Find the lines that contain the word "true" and copy each one.

----- Source records -----

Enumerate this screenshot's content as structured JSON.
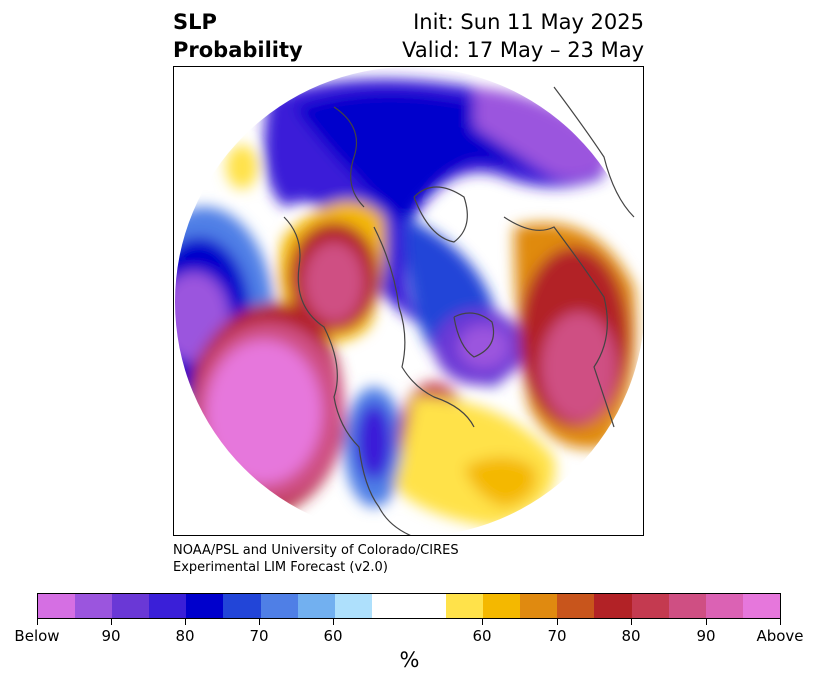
{
  "title": {
    "variable_line1": "SLP",
    "variable_line2": "Probability",
    "init": "Init: Sun 11 May 2025",
    "valid": "Valid: 17 May – 23 May"
  },
  "credit": {
    "line1": "NOAA/PSL and University of Colorado/CIRES",
    "line2": "Experimental LIM Forecast (v2.0)"
  },
  "map": {
    "projection": "north-polar-stereographic",
    "coastlines": true,
    "political_boundaries": true
  },
  "colorbar": {
    "unit": "%",
    "colors": [
      "#d56fe3",
      "#9b55de",
      "#6a38d6",
      "#3a1fd8",
      "#0000cc",
      "#2245d8",
      "#4f7fe6",
      "#72b0f0",
      "#aee0fc",
      "#ffffff",
      "#ffffff",
      "#ffe24a",
      "#f4b800",
      "#e08a10",
      "#c8551c",
      "#b22226",
      "#c43a50",
      "#cf4f83",
      "#db62b4",
      "#e677dc"
    ],
    "tick_labels": [
      "Below",
      "90",
      "80",
      "70",
      "60",
      "60",
      "70",
      "80",
      "90",
      "Above"
    ]
  }
}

-----

Result below:
    "coastlines": true,
    "political_boundaries": true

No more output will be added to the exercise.